───── Data entries

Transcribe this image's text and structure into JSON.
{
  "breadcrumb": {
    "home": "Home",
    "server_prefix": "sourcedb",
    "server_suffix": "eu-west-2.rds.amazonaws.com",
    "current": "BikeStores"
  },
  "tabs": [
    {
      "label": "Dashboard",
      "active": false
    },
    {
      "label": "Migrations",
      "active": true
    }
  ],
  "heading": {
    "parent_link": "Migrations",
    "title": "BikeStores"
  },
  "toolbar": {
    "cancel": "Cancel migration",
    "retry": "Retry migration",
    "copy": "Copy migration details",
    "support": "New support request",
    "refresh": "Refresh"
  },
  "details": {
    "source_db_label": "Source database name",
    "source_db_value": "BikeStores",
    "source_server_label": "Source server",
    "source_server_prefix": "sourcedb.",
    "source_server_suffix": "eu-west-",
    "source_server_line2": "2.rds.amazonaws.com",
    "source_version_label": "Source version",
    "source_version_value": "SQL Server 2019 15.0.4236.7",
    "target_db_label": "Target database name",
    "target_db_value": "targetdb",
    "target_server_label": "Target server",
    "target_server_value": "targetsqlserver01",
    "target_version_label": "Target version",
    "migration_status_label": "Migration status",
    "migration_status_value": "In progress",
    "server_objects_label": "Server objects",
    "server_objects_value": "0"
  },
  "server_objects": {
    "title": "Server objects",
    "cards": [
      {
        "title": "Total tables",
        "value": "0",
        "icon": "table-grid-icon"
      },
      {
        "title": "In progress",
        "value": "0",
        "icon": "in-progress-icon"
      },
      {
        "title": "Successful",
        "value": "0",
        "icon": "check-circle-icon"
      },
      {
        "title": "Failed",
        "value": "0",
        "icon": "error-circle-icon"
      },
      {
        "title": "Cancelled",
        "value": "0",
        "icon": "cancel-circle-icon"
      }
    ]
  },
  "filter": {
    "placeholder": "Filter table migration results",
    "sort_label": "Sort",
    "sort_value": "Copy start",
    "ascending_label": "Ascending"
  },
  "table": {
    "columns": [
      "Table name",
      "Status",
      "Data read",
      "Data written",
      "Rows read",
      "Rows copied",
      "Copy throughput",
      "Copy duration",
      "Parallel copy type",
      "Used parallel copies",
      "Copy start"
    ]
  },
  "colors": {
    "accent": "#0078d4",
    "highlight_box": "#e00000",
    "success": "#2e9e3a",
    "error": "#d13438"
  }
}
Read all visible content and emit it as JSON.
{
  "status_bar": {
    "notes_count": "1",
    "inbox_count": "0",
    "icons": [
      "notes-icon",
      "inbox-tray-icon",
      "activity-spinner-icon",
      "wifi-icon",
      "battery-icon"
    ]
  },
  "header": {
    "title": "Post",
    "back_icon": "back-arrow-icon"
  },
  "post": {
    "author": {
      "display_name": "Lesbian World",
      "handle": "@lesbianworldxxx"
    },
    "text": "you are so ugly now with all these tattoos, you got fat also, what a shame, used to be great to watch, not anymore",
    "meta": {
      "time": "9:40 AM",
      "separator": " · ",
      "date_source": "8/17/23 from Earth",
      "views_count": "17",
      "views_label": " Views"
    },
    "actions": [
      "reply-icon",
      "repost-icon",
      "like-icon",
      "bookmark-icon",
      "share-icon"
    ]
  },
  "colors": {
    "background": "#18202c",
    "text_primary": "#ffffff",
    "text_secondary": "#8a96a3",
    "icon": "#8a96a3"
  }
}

──────────

Exercise goal - Copy all the entries verbatim.

Expected answer -
Transcribe this image's text and structure into JSON.
{
  "breadcrumb": {
    "home": "Home",
    "server_prefix": "sourcedb",
    "server_suffix": "eu-west-2.rds.amazonaws.com",
    "current": "BikeStores"
  },
  "tabs": [
    {
      "label": "Dashboard",
      "active": false
    },
    {
      "label": "Migrations",
      "active": true
    }
  ],
  "heading": {
    "parent_link": "Migrations",
    "title": "BikeStores"
  },
  "toolbar": {
    "cancel": "Cancel migration",
    "retry": "Retry migration",
    "copy": "Copy migration details",
    "support": "New support request",
    "refresh": "Refresh"
  },
  "details": {
    "source_db_label": "Source database name",
    "source_db_value": "BikeStores",
    "source_server_label": "Source server",
    "source_server_prefix": "sourcedb.",
    "source_server_suffix": "eu-west-",
    "source_server_line2": "2.rds.amazonaws.com",
    "source_version_label": "Source version",
    "source_version_value": "SQL Server 2019 15.0.4236.7",
    "target_db_label": "Target database name",
    "target_db_value": "targetdb",
    "target_server_label": "Target server",
    "target_server_value": "targetsqlserver01",
    "target_version_label": "Target version",
    "migration_status_label": "Migration status",
    "migration_status_value": "In progress",
    "server_objects_label": "Server objects",
    "server_objects_value": "0"
  },
  "server_objects": {
    "title": "Server objects",
    "cards": [
      {
        "title": "Total tables",
        "value": "0",
        "icon": "table-grid-icon"
      },
      {
        "title": "In progress",
        "value": "0",
        "icon": "in-progress-icon"
      },
      {
        "title": "Successful",
        "value": "0",
        "icon": "check-circle-icon"
      },
      {
        "title": "Failed",
        "value": "0",
        "icon": "error-circle-icon"
      },
      {
        "title": "Cancelled",
        "value": "0",
        "icon": "cancel-circle-icon"
      }
    ]
  },
  "filter": {
    "placeholder": "Filter table migration results",
    "sort_label": "Sort",
    "sort_value": "Copy start",
    "ascending_label": "Ascending"
  },
  "table": {
    "columns": [
      "Table name",
      "Status",
      "Data read",
      "Data written",
      "Rows read",
      "Rows copied",
      "Copy throughput",
      "Copy duration",
      "Parallel copy type",
      "Used parallel copies",
      "Copy start"
    ]
  },
  "colors": {
    "accent": "#0078d4",
    "highlight_box": "#e00000",
    "success": "#2e9e3a",
    "error": "#d13438"
  }
}
Read all visible content and emit it as JSON.
{
  "status_bar": {
    "notes_count": "1",
    "inbox_count": "0",
    "icons": [
      "notes-icon",
      "inbox-tray-icon",
      "activity-spinner-icon",
      "wifi-icon",
      "battery-icon"
    ]
  },
  "header": {
    "title": "Post",
    "back_icon": "back-arrow-icon"
  },
  "post": {
    "author": {
      "display_name": "Lesbian World",
      "handle": "@lesbianworldxxx"
    },
    "text": "you are so ugly now with all these tattoos, you got fat also, what a shame, used to be great to watch, not anymore",
    "meta": {
      "time": "9:40 AM",
      "separator": " · ",
      "date_source": "8/17/23 from Earth",
      "views_count": "17",
      "views_label": " Views"
    },
    "actions": [
      "reply-icon",
      "repost-icon",
      "like-icon",
      "bookmark-icon",
      "share-icon"
    ]
  },
  "colors": {
    "background": "#18202c",
    "text_primary": "#ffffff",
    "text_secondary": "#8a96a3",
    "icon": "#8a96a3"
  }
}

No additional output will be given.